§ To be done: Each line in the entries below that holds the string "champignons" is to be listed.

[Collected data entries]
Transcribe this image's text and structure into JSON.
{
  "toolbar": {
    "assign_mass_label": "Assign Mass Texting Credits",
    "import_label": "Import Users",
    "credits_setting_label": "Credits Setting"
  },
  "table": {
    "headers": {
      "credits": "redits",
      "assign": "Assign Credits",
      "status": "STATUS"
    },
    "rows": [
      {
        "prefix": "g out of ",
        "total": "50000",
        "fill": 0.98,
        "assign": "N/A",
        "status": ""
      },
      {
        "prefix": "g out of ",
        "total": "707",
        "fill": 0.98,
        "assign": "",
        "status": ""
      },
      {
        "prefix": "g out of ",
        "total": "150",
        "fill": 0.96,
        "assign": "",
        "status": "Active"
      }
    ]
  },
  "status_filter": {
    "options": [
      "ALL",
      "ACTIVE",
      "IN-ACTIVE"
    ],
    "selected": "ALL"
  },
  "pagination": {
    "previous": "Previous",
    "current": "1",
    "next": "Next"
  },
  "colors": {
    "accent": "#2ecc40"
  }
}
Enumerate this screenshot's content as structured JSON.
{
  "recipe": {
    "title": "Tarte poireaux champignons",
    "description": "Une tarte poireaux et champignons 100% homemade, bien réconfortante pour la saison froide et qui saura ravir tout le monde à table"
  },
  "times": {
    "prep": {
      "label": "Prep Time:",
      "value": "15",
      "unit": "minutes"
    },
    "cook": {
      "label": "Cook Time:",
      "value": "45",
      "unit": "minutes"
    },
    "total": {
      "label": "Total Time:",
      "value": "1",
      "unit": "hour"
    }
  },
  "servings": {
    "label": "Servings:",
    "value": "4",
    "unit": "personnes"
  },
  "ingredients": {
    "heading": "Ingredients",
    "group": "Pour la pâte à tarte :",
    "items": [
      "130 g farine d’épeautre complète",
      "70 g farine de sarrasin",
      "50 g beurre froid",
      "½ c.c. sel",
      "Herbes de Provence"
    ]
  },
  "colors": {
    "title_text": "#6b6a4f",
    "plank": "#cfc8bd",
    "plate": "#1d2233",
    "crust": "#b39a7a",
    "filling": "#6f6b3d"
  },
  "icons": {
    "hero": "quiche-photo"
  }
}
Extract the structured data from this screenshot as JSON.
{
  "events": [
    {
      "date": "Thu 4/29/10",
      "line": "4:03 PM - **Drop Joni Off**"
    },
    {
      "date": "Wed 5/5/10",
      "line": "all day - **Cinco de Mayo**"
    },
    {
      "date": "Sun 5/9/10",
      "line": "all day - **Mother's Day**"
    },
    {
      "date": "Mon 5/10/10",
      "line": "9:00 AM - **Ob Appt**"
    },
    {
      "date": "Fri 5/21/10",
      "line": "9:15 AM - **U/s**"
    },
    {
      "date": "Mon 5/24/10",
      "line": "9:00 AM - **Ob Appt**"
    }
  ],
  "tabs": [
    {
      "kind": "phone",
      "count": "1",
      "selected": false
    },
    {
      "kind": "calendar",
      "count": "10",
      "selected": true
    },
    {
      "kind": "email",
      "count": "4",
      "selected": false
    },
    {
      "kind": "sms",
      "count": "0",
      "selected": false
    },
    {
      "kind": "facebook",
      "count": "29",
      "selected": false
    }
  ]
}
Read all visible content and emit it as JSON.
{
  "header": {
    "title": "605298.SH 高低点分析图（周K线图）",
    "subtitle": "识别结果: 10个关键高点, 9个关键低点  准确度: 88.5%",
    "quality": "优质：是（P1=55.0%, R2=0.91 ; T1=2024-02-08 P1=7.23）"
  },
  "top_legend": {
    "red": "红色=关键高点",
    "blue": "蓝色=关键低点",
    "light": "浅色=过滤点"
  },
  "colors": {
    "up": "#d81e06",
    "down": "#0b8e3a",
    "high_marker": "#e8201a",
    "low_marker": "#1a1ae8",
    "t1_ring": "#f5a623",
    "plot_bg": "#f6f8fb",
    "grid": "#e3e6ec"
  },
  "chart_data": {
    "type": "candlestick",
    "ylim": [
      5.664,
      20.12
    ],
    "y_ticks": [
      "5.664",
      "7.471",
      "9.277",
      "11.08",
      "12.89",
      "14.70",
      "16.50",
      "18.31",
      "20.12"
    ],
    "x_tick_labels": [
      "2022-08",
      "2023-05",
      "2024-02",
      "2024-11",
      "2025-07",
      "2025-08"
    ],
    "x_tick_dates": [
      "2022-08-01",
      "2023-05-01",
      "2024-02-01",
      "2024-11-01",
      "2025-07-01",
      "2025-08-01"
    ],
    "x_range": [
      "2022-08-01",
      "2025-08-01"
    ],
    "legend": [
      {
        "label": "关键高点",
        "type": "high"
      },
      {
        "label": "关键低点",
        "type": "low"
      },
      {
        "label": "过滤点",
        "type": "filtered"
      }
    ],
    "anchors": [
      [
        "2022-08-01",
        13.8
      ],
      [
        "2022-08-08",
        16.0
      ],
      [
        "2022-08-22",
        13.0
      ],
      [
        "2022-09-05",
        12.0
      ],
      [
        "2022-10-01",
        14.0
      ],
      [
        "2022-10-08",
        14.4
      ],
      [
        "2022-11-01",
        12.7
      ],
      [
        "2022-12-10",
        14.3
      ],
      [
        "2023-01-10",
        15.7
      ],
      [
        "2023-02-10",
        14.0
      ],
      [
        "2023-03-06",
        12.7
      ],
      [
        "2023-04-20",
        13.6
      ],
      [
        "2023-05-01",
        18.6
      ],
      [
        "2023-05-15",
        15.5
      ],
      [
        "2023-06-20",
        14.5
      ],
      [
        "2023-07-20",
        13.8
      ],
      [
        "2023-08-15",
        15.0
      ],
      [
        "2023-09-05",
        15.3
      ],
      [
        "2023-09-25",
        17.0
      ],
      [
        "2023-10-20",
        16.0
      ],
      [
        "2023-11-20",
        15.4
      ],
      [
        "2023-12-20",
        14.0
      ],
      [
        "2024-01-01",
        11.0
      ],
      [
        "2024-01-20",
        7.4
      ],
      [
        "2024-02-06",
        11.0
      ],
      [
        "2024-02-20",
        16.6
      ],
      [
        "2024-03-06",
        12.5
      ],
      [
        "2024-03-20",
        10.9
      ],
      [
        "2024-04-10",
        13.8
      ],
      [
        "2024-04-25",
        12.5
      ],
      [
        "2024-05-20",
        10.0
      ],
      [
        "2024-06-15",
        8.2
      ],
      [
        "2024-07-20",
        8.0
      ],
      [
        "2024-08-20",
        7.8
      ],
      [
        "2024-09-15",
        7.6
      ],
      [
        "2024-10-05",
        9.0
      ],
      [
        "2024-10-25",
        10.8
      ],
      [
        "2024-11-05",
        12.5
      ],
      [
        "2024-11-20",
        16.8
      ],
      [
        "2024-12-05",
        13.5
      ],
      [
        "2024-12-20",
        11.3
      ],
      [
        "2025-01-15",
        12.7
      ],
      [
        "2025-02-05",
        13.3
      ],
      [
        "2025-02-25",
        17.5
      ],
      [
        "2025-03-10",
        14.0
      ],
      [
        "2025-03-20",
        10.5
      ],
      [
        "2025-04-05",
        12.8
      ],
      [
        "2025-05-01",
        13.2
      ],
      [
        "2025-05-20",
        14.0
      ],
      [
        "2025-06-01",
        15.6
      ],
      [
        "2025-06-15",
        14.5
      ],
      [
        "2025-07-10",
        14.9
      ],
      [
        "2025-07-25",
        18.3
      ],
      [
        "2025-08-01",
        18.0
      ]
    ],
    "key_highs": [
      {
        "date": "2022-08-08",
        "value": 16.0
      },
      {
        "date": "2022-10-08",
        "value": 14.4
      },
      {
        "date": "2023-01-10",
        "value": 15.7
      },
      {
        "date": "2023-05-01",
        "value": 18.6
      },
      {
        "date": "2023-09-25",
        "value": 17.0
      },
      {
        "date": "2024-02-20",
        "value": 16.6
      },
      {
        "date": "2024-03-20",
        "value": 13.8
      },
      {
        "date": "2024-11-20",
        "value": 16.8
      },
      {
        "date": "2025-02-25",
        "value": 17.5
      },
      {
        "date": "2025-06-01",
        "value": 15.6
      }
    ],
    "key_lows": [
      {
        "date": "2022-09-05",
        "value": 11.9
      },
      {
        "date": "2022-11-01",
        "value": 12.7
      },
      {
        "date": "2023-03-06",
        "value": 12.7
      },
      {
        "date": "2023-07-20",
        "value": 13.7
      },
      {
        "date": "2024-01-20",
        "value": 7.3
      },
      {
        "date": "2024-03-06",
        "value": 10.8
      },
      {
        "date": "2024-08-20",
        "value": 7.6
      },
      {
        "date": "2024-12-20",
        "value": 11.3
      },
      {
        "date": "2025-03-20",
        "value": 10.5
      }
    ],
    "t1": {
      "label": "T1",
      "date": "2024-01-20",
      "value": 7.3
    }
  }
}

§ Answer to the exercise:
    "title": "Tarte poireaux champignons",
    "description": "Une tarte poireaux et champignons 100% homemade, bien réconfortante pour la saison froide et qui saura ravir tout le monde à table"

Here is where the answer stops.